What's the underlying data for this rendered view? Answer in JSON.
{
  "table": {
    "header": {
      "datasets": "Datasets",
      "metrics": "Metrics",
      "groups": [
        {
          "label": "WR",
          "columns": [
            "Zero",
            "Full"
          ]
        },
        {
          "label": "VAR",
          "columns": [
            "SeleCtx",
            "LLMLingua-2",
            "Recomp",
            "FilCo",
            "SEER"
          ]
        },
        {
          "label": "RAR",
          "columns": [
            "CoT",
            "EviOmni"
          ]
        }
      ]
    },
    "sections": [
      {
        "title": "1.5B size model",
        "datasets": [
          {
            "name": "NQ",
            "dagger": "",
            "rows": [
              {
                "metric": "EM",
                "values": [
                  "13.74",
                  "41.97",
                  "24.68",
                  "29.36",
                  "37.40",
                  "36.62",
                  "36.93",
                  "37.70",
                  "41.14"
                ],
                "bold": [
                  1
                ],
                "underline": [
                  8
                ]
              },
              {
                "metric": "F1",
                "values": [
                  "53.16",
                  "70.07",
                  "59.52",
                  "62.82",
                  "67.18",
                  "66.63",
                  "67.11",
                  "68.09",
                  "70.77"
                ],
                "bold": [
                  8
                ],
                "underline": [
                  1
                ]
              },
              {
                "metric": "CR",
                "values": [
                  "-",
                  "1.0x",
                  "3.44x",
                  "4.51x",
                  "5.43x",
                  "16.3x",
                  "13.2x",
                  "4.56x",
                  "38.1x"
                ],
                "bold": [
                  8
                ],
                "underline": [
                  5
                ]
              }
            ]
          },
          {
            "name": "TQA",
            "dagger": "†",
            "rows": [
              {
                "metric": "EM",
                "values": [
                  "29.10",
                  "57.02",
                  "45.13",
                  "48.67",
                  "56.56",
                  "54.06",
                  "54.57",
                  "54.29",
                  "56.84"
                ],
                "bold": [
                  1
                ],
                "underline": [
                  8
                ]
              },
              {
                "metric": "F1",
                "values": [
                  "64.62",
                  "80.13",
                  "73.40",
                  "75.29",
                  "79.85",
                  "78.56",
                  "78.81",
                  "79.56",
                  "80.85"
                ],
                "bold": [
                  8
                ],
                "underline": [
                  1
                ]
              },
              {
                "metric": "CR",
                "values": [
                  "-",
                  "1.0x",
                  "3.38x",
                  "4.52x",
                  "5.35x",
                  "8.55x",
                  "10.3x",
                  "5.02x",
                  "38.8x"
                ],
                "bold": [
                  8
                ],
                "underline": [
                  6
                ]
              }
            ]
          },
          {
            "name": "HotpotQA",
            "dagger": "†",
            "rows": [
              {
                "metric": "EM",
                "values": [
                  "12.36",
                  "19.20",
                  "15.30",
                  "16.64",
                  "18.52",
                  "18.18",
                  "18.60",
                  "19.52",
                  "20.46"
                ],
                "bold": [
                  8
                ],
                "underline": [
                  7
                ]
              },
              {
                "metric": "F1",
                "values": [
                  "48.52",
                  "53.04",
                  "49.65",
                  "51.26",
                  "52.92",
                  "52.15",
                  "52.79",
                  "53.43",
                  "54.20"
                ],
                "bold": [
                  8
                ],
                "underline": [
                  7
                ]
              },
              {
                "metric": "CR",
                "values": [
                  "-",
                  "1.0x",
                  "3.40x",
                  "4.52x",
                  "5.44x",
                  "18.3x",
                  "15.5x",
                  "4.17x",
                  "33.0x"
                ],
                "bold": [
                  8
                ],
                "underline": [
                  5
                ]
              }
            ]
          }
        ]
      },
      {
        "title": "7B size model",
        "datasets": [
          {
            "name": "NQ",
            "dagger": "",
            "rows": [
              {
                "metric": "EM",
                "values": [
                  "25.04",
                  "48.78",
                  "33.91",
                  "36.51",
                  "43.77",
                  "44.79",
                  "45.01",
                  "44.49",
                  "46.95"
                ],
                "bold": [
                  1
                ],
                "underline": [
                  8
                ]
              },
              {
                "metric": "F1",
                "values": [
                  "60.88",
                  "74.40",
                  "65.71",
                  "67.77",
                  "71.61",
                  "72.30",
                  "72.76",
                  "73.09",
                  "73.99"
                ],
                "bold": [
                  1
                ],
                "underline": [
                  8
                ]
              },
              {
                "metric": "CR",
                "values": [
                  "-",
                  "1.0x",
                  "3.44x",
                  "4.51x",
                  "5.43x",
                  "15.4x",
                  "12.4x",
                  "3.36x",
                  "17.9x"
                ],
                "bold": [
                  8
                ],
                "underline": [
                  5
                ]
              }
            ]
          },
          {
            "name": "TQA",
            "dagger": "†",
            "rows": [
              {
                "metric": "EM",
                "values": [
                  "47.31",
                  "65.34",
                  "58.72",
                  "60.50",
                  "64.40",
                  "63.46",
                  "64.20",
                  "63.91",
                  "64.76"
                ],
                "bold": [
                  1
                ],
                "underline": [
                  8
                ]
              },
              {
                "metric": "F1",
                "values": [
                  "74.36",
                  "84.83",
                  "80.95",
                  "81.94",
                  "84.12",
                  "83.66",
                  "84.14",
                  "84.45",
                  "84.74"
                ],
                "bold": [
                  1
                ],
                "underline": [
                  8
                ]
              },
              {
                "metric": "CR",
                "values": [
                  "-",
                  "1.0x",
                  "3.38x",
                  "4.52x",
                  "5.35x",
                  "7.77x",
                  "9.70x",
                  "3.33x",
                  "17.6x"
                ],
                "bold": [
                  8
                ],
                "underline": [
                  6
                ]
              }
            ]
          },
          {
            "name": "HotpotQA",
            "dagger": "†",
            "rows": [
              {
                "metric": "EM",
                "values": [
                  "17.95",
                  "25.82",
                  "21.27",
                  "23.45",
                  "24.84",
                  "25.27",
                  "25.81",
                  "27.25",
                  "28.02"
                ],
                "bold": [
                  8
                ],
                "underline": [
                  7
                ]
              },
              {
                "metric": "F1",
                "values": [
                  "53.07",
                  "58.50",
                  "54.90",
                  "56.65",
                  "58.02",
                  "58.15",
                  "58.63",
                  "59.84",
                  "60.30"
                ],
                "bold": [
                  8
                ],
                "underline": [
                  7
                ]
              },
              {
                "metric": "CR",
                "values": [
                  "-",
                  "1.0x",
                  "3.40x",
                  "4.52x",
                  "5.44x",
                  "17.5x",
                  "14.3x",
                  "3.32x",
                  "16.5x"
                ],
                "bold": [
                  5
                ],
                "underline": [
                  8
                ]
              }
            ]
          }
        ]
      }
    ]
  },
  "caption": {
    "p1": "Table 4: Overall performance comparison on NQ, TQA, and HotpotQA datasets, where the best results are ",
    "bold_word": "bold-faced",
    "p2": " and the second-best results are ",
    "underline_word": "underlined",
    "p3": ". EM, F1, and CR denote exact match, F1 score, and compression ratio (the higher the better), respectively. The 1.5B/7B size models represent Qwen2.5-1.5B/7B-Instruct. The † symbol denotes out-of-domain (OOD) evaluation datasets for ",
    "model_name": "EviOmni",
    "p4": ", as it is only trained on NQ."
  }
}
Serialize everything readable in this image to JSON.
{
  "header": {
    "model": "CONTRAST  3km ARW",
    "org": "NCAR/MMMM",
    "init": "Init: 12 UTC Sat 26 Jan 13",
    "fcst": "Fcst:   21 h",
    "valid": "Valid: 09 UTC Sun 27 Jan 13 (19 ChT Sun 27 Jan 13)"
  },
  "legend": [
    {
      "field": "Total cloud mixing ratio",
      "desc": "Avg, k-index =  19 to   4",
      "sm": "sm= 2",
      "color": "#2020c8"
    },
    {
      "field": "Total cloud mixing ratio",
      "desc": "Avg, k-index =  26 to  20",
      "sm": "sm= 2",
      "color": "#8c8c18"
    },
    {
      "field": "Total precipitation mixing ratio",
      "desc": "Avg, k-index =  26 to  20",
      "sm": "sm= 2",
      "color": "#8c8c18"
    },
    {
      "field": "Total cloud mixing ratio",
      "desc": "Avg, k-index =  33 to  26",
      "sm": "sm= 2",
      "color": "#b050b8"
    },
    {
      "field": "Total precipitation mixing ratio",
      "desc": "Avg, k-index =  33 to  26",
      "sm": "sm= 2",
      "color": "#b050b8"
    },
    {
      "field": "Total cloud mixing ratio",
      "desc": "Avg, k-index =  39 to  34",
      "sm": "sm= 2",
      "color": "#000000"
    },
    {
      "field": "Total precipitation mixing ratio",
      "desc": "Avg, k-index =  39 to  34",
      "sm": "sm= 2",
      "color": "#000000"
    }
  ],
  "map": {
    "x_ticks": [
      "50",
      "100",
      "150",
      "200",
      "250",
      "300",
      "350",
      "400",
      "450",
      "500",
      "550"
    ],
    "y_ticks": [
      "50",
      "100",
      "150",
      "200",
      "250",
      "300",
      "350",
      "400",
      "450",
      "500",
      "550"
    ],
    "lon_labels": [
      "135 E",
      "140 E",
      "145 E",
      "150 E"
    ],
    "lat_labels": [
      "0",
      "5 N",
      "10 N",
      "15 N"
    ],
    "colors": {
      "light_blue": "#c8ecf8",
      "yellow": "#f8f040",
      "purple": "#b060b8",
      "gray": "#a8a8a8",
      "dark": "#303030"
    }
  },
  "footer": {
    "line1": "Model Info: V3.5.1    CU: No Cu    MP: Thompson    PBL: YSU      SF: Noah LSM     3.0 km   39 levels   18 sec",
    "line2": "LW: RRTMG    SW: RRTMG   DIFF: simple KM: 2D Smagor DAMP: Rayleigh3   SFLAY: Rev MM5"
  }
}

.....

# WHAT NEEDS TO BE DONE:
Search the data for "this" and list every line in which it occurs.

# COMPLETED EXERCISE:
What's the underlying data for this rendered view? Answer in JSON.
Serialize everything readable in this image to JSON.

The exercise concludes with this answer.